- **WHAT THE EXERCISE ASKS**
Select every line containing the word "STAFF" from the material, and copy those lines.

** Start **

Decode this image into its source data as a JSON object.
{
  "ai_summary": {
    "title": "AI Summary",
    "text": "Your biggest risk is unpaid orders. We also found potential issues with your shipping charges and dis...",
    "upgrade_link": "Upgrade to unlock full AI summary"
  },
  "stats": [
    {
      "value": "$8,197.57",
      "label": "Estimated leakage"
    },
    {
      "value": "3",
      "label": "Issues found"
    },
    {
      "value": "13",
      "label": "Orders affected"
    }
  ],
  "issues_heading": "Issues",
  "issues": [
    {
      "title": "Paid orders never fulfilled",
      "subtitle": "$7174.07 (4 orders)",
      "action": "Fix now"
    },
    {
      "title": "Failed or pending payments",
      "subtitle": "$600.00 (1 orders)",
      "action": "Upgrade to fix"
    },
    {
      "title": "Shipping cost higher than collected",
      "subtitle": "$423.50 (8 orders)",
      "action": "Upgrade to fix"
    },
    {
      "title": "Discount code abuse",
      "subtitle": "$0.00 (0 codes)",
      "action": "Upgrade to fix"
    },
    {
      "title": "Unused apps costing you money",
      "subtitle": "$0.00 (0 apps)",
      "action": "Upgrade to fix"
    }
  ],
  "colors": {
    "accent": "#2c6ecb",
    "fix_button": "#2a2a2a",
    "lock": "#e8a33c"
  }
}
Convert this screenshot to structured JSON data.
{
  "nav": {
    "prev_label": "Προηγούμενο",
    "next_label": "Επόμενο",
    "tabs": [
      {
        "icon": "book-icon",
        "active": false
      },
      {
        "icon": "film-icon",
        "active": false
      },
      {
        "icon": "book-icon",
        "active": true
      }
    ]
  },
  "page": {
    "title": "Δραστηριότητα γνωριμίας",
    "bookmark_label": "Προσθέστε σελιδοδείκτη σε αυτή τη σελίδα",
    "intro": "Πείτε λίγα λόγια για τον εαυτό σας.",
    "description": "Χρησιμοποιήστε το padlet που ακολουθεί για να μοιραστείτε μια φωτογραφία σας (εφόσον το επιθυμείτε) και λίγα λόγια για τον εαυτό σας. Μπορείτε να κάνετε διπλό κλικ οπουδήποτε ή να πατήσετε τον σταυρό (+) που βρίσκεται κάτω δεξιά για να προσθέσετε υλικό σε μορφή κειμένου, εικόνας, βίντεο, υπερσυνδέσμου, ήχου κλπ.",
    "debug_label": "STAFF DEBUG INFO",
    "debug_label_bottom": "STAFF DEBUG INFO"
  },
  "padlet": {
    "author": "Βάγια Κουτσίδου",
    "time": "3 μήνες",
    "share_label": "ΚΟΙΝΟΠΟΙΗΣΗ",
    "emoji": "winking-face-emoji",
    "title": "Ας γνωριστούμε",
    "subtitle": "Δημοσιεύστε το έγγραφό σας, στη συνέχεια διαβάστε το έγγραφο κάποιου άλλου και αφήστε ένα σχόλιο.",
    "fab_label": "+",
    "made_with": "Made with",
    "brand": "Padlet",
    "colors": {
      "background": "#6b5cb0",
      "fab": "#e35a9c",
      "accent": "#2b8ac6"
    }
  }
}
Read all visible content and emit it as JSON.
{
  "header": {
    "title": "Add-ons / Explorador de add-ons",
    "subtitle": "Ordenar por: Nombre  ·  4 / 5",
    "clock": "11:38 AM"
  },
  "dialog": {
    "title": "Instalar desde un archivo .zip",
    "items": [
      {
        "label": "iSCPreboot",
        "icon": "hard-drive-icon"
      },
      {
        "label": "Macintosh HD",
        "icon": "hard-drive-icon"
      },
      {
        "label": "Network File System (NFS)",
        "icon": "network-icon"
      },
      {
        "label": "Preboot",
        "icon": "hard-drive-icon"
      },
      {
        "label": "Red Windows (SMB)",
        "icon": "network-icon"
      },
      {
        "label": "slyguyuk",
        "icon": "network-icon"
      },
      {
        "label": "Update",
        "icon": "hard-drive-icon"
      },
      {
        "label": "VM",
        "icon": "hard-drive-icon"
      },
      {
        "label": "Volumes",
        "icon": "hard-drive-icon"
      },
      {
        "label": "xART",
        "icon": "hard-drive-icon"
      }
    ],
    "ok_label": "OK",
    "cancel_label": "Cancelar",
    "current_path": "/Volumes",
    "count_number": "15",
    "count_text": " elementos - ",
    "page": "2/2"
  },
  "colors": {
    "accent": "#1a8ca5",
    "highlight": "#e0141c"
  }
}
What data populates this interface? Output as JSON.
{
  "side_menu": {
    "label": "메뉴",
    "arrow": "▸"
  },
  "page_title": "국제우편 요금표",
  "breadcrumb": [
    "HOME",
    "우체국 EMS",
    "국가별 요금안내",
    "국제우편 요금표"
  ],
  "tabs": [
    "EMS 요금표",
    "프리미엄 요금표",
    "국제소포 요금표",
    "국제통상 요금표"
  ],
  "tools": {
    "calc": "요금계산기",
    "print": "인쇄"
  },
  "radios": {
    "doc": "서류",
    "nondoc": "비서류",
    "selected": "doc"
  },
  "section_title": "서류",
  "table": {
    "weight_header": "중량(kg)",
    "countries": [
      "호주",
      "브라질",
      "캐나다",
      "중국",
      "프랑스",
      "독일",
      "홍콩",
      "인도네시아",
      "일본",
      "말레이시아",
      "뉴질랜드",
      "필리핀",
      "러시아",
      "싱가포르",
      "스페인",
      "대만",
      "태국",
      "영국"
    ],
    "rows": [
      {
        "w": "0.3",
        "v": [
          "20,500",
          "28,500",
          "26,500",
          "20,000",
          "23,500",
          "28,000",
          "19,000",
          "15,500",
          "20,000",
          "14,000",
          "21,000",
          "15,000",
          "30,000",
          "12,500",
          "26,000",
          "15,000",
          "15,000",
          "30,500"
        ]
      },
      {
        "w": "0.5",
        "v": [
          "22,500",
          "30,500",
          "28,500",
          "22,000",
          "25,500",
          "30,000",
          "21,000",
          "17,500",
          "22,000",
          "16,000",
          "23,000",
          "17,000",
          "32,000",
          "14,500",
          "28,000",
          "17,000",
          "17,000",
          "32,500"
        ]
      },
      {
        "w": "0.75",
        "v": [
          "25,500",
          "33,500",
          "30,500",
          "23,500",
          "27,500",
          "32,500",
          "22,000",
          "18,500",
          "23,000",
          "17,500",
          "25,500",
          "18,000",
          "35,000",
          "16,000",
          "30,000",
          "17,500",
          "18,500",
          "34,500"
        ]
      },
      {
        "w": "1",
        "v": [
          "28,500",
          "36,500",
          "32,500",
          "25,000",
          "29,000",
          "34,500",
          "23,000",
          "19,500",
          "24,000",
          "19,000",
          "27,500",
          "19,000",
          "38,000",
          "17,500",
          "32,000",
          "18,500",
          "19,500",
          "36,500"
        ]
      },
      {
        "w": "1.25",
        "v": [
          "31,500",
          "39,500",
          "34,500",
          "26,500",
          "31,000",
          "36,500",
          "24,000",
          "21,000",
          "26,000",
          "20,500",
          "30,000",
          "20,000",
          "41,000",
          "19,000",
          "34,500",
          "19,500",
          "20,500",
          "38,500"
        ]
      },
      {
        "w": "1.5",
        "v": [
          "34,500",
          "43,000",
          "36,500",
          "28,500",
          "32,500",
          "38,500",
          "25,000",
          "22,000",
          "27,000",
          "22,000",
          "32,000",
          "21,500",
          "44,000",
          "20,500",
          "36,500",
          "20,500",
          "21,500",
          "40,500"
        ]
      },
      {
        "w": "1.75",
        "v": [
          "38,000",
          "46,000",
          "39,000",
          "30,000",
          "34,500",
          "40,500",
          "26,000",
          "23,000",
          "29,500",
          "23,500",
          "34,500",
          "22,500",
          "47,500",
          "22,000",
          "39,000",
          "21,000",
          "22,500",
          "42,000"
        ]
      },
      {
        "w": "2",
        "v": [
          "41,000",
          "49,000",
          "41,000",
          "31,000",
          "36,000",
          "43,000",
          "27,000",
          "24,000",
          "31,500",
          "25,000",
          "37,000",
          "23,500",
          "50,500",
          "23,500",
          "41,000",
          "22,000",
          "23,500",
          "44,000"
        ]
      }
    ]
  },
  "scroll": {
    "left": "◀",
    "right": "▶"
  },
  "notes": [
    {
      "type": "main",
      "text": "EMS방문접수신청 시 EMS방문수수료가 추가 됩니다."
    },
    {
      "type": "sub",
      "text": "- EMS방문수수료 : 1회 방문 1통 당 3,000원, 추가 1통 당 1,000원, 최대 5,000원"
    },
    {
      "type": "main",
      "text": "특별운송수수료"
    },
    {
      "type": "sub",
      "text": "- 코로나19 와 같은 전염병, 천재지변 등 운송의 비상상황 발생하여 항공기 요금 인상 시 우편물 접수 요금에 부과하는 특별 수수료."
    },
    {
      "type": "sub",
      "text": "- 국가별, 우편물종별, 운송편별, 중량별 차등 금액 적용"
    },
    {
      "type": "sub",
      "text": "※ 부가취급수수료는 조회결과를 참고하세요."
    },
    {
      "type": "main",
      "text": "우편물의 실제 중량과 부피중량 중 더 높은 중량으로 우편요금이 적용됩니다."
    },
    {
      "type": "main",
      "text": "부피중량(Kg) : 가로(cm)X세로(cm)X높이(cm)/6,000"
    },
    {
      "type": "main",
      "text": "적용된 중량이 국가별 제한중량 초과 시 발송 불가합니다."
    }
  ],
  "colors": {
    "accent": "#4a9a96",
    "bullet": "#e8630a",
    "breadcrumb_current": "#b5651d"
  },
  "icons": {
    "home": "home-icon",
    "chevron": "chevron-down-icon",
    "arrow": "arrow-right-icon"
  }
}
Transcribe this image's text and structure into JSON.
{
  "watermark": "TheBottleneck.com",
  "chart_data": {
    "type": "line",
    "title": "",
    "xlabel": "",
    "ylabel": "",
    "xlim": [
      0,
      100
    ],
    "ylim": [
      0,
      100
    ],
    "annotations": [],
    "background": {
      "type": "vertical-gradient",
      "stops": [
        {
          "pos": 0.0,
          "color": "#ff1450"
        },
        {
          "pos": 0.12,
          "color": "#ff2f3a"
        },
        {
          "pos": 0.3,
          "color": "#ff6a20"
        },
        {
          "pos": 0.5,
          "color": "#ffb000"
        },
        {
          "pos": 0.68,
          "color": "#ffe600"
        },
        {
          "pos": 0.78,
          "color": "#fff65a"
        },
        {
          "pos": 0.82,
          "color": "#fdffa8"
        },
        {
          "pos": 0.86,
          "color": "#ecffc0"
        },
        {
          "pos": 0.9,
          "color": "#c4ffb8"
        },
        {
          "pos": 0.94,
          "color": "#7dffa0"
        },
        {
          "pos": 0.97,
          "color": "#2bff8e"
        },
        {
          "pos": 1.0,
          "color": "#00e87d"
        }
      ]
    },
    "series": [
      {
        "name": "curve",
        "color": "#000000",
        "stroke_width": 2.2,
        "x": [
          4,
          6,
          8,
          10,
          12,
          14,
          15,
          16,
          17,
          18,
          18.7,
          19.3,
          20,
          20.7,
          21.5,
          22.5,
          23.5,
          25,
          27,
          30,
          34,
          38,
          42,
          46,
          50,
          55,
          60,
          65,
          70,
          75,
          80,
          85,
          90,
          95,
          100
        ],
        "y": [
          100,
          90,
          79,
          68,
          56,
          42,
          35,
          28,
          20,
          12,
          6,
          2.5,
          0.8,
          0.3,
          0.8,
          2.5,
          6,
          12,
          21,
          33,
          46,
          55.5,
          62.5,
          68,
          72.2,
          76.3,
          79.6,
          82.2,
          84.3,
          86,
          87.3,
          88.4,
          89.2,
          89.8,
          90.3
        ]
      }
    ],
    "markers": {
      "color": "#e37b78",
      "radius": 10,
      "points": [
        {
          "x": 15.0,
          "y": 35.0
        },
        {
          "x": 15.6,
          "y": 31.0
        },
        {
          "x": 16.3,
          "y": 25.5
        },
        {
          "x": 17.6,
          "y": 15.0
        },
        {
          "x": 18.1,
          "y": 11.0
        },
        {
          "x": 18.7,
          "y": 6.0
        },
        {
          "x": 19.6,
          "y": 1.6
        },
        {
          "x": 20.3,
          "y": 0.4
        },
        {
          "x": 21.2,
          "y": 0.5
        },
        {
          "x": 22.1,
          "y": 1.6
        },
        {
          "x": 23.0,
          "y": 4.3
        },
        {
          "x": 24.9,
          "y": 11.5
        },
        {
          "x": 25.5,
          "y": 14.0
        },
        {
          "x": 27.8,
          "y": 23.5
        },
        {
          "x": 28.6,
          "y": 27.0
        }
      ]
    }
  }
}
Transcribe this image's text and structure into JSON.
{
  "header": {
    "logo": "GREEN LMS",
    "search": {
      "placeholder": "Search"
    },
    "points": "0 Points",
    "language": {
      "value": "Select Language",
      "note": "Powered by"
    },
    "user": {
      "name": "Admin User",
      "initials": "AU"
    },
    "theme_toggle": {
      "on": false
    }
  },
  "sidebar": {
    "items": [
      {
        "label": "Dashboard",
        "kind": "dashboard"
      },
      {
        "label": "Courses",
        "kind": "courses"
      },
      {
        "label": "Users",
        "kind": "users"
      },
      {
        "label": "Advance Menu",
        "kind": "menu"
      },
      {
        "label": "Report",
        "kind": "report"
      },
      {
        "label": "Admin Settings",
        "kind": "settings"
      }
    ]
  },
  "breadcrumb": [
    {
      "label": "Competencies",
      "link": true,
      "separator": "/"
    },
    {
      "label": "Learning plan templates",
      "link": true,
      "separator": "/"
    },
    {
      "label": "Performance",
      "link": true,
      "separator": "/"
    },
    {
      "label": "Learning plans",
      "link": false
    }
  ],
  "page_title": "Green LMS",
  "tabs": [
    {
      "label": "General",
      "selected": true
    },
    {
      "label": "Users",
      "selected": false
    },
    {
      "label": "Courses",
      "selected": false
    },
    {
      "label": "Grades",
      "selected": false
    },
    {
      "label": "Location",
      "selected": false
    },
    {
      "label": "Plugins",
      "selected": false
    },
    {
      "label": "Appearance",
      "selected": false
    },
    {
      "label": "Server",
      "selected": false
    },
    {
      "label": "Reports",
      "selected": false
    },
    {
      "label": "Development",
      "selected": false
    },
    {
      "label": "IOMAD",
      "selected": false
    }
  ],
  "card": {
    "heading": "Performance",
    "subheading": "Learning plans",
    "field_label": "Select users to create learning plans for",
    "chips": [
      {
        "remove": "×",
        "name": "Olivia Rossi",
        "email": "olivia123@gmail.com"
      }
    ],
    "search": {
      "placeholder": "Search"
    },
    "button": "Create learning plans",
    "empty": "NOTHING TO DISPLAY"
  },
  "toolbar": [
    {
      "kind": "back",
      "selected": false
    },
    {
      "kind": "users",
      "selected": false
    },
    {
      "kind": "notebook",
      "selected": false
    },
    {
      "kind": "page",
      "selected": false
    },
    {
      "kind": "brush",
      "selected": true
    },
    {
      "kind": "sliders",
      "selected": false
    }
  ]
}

** End **

- **ANSWER TO THIS PROBLEM**
    "debug_label": "STAFF DEBUG INFO",
    "debug_label_bottom": "STAFF DEBUG INFO"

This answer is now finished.